What you have to do = According to the court text on Newark's garbage dumping, why does the city say it would be inconvenienced if made to stop dumping?

Text section =

- - - -

The Port of New York Authority instituted this proceeding to compel the City of Newark and its officials to perform an express agreement to discontinue dumping garbage and refuse upon lands commonly referred to as the Newark Airport area leased by the city to the plaintiff.
The material facts are undisputed. Briefly stated here, later detailed, the proofs establish an unequivocal agreement in the lease whereby the city covenanted to cease dumping not later than July 21, 1949; that it requested, and was granted, extensions of time, the last being until December 31, 1949; that the city breached its agreement by continuing to dump; and that its acts constitute a serious hazard to the operation of the premises as an airport.
The defendant offers no real defense. In an answer setting up ten separate defenses, it challenges the plaintiff's right to relief solely on technical grounds. It asserts that it will be inconvenienced by the necessity of finding other dumping grounds. At the trial the defense offered but one witness; he testified that the defendant was endeavoring to find, but had not yet found, other premises and means for disposal of the garbage.
It is well known that the Port of New York Authority is a bi-state agency of the States of New York and New Jersey, created in 1921 by compact (Laws of New York , 1921, chapter 154, amended Laws of 1930, chapter 419; Laws of New Jersey , 1921, chapter 151, R.S. 32:1-1 et seq.), approved by Congress on August 23, 1921 (42 Stat. 174), and in the interests of the public performs governmental functions projecting beyond state lines. Helvering, &c., v. Gerhardt , 304 U.S. 405, 58 S. Ct. 969, 82 L. Ed. 1427 (1938); Miller v. Port of New York Authority , 18 N.J. Misc. 601 (Sup. Ct. 1939); Howell v. Port of New York Authority , 34 F. Supp. 797 (D.N.J. 1940); Commissioner of Internal Revenue v. Shamberg's Estate , 144 F.2d 998 (C.C.A. 2 d 1944), certiorari denied 323 U.S. 792 (1945); Sullivan v. Port of New York Authority , 134 N.J.L. 124 (Sup. Ct. 1946).

- - - -

[Element box records]
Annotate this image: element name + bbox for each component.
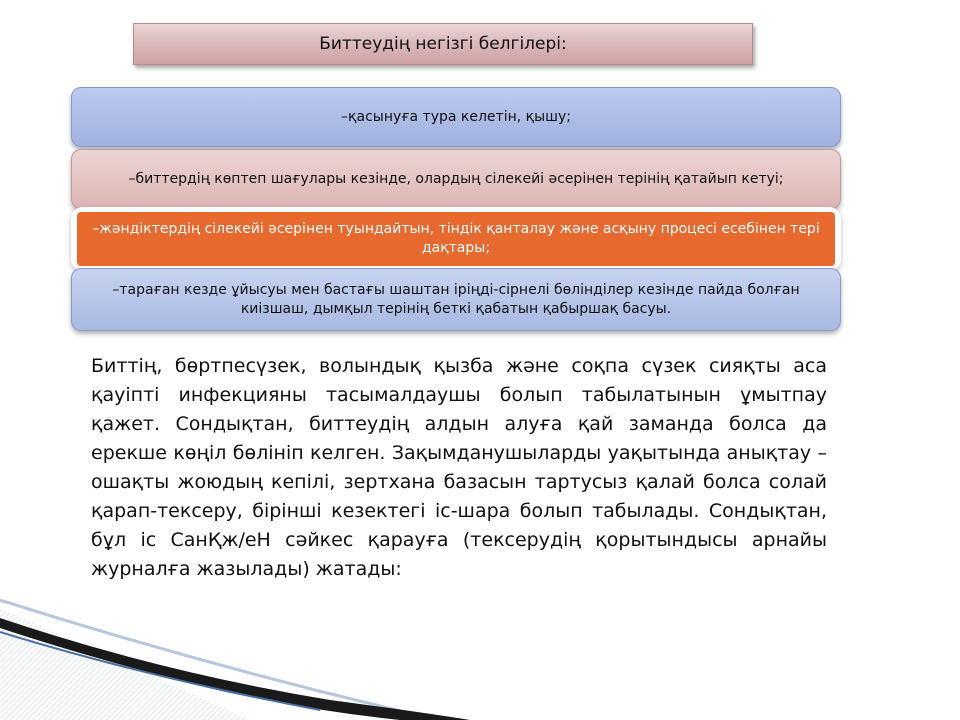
sign-item-text: –биттердің көптеп шағулары кезінде, олардың сілекейі әсерінен терінің қатайып кетуі;: [128, 170, 784, 187]
body-paragraph: Биттің, бөртпесүзек, волындық қызба және соқпа сүзек сияқты аса қауіпті инфекцияны тасымалдаушы болып табылатынын ұмытпау қажет. Сондықтан, биттеудің алдын алуға қай заманда болса да ерекше көңіл бөлініп келген. Зақымданушыларды уақытында анықтау – ошақты жоюдың кепілі, зертхана базасын тартусыз қалай болса солай қарап-тексеру, бірінші кезектегі іс-шара болып табылады. Сондықтан, бұл іс СанҚж/еН сәйкес қарауға (тексерудің қорытындысы арнайы журналға жазылады) жатады:: [91, 355, 827, 580]
sign-item-itching: [71, 87, 841, 147]
sign-item-skin-spots: [71, 207, 841, 271]
sign-item-skin-hardening: [71, 149, 841, 209]
sign-item-matted-hair: [71, 268, 841, 331]
sign-item-highlight: [77, 212, 835, 266]
slide-title: [133, 23, 753, 65]
sign-item-text: –тараған кезде ұйысуы мен бастағы шаштан іріңді-сірнелі бөлінділер кезінде пайда болған киізшаш, дымқыл терінің беткі қабатын қабыршақ басуы.: [112, 281, 800, 317]
slide-title-text: Биттеудің негізгі белгілері:: [319, 34, 567, 54]
sign-item-text: –жәндіктердің сілекейі әсерінен туындайтын, тіндік қанталау және асқыну процесі есебінен тері дақтары;: [92, 221, 820, 256]
sign-item-text: –қасынуға тура келетін, қышу;: [341, 108, 571, 125]
decorative-swoosh: [0, 560, 520, 720]
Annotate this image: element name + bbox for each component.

- - - -

Written response = The city says it would have to find other grounds for dumping its garbage and refuse. Its one witness testified that it was trying to find other premises and means of disposal but had not yet found them.